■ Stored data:
================================
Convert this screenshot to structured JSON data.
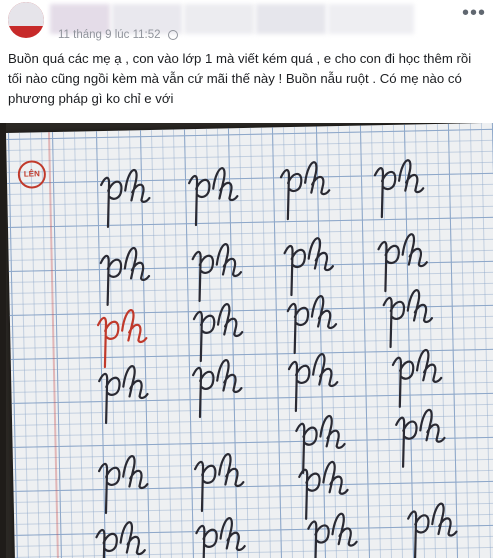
{
  "post": {
    "time_text": "11 tháng 9 lúc 11:52",
    "caption": "Buồn quá các mẹ ạ , con vào lớp 1 mà viết kém quá , e cho con đi học thêm rồi tối nào cũng ngồi kèm mà vẫn cứ mãi thế này ! Buồn nẫu ruột . Có mẹ nào có phương pháp gì ko chỉ e với",
    "more_icon": "more-horizontal-icon",
    "privacy_icon": "globe-icon"
  },
  "photo": {
    "stamp_text": "LÊN",
    "letters": "ph",
    "ink_color": "#2a2a33",
    "red_ink_color": "#c0392b",
    "grid_color": "#8da7c9"
  }
}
================================
■ Set task: All records above are to be printed exactly, minus the pictures they contain.

■ Result of this exercise:
Convert this screenshot to structured JSON data.
{
  "post": {
    "time_text": "11 tháng 9 lúc 11:52",
    "caption": "Buồn quá các mẹ ạ , con vào lớp 1 mà viết kém quá , e cho con đi học thêm rồi tối nào cũng ngồi kèm mà vẫn cứ mãi thế này ! Buồn nẫu ruột . Có mẹ nào có phương pháp gì ko chỉ e với",
    "more_icon": "more-horizontal-icon",
    "privacy_icon": "globe-icon"
  },
  "photo": {
    "stamp_text": "LÊN",
    "letters": "ph",
    "ink_color": "#2a2a33",
    "red_ink_color": "#c0392b",
    "grid_color": "#8da7c9"
  }
}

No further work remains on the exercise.